Objective: Type out the records that follow, exactly as given.

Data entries
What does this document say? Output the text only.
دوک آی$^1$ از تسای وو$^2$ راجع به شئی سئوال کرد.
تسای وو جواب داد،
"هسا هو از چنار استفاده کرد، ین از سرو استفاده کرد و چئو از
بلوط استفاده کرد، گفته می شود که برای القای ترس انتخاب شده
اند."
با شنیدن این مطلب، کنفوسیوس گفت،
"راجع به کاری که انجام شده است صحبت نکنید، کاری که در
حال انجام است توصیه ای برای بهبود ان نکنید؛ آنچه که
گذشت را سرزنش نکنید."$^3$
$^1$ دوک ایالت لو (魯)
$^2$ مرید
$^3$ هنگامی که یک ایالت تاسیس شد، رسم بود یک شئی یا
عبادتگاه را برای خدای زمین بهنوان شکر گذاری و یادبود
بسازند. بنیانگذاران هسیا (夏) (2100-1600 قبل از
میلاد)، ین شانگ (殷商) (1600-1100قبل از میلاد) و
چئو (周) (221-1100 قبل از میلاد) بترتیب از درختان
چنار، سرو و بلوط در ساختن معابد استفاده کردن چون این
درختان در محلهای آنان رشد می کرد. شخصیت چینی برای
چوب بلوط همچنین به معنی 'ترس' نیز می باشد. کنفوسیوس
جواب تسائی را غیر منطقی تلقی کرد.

Reply:
What does this document say? Output the text only.
دوک آی$^1$ از تسای وو$^2$ راجع به شئی سئوال کرد.
تسای وو جواب داد،
"هسا هو از چنار استفاده کرد، ین از سرو استفاده کرد و چئو از
بلوط استفاده کرد، گفته می شود که برای القای ترس انتخاب شده
اند."
با شنیدن این مطلب، کنفوسیوس گفت،
"راجع به کاری که انجام شده است صحبت نکنید، کاری که در
حال انجام است توصیه ای برای بهبود ان نکنید؛ آنچه که
گذشت را سرزنش نکنید."$^3$
$^1$ دوک ایالت لو (魯)
$^2$ مرید
$^3$ هنگامی که یک ایالت تاسیس شد، رسم بود یک شئی یا
عبادتگاه را برای خدای زمین بهنوان شکر گذاری و یادبود
بسازند. بنیانگذاران هسیا (夏) (2100-1600 قبل از
میلاد)، ین شانگ (殷商) (1600-1100قبل از میلاد) و
چئو (周) (221-1100 قبل از میلاد) بترتیب از درختان
چنار، سرو و بلوط در ساختن معابد استفاده کردن چون این
درختان در محلهای آنان رشد می کرد. شخصیت چینی برای
چوب بلوط همچنین به معنی 'ترس' نیز می باشد. کنفوسیوس
جواب تسائی را غیر منطقی تلقی کرد.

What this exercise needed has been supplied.